REQUIREMENTS ▸
Everything in the listing should be restated word for word.

Extracted records
◇ ◇ ◇ ◇

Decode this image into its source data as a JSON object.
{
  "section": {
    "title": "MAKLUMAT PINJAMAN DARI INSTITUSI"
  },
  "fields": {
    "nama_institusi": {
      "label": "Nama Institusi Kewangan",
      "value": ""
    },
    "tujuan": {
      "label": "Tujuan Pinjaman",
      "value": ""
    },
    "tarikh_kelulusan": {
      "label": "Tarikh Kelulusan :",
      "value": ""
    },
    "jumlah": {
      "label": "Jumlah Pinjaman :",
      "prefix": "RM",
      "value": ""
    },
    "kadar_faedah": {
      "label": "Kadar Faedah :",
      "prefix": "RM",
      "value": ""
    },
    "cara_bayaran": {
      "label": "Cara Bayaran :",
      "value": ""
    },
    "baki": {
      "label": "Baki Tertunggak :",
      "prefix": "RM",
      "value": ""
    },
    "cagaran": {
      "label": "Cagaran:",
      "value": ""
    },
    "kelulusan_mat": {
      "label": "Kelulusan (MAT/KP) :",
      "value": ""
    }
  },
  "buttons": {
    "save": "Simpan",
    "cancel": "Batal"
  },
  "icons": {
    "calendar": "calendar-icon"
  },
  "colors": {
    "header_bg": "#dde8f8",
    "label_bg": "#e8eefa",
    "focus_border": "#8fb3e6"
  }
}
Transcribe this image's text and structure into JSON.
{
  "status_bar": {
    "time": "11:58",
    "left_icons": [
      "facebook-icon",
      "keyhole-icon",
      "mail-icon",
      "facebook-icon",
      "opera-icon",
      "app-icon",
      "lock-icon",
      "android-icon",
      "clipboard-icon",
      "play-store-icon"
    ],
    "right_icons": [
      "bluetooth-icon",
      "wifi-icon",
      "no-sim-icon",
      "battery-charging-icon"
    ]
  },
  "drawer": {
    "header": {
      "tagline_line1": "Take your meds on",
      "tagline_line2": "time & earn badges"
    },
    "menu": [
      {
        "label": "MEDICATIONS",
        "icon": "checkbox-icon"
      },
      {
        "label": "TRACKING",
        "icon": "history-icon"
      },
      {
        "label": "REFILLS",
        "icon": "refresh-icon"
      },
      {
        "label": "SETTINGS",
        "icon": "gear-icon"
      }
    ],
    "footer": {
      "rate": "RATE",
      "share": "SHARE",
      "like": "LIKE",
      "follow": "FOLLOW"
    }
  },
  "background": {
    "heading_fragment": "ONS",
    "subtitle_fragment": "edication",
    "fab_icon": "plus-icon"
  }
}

◇ ◇ ◇ ◇

FINISHED EXERCISE ▸
Decode this image into its source data as a JSON object.
{
  "section": {
    "title": "MAKLUMAT PINJAMAN DARI INSTITUSI"
  },
  "fields": {
    "nama_institusi": {
      "label": "Nama Institusi Kewangan",
      "value": ""
    },
    "tujuan": {
      "label": "Tujuan Pinjaman",
      "value": ""
    },
    "tarikh_kelulusan": {
      "label": "Tarikh Kelulusan :",
      "value": ""
    },
    "jumlah": {
      "label": "Jumlah Pinjaman :",
      "prefix": "RM",
      "value": ""
    },
    "kadar_faedah": {
      "label": "Kadar Faedah :",
      "prefix": "RM",
      "value": ""
    },
    "cara_bayaran": {
      "label": "Cara Bayaran :",
      "value": ""
    },
    "baki": {
      "label": "Baki Tertunggak :",
      "prefix": "RM",
      "value": ""
    },
    "cagaran": {
      "label": "Cagaran:",
      "value": ""
    },
    "kelulusan_mat": {
      "label": "Kelulusan (MAT/KP) :",
      "value": ""
    }
  },
  "buttons": {
    "save": "Simpan",
    "cancel": "Batal"
  },
  "icons": {
    "calendar": "calendar-icon"
  },
  "colors": {
    "header_bg": "#dde8f8",
    "label_bg": "#e8eefa",
    "focus_border": "#8fb3e6"
  }
}
Transcribe this image's text and structure into JSON.
{
  "status_bar": {
    "time": "11:58",
    "left_icons": [
      "facebook-icon",
      "keyhole-icon",
      "mail-icon",
      "facebook-icon",
      "opera-icon",
      "app-icon",
      "lock-icon",
      "android-icon",
      "clipboard-icon",
      "play-store-icon"
    ],
    "right_icons": [
      "bluetooth-icon",
      "wifi-icon",
      "no-sim-icon",
      "battery-charging-icon"
    ]
  },
  "drawer": {
    "header": {
      "tagline_line1": "Take your meds on",
      "tagline_line2": "time & earn badges"
    },
    "menu": [
      {
        "label": "MEDICATIONS",
        "icon": "checkbox-icon"
      },
      {
        "label": "TRACKING",
        "icon": "history-icon"
      },
      {
        "label": "REFILLS",
        "icon": "refresh-icon"
      },
      {
        "label": "SETTINGS",
        "icon": "gear-icon"
      }
    ],
    "footer": {
      "rate": "RATE",
      "share": "SHARE",
      "like": "LIKE",
      "follow": "FOLLOW"
    }
  },
  "background": {
    "heading_fragment": "ONS",
    "subtitle_fragment": "edication",
    "fab_icon": "plus-icon"
  }
}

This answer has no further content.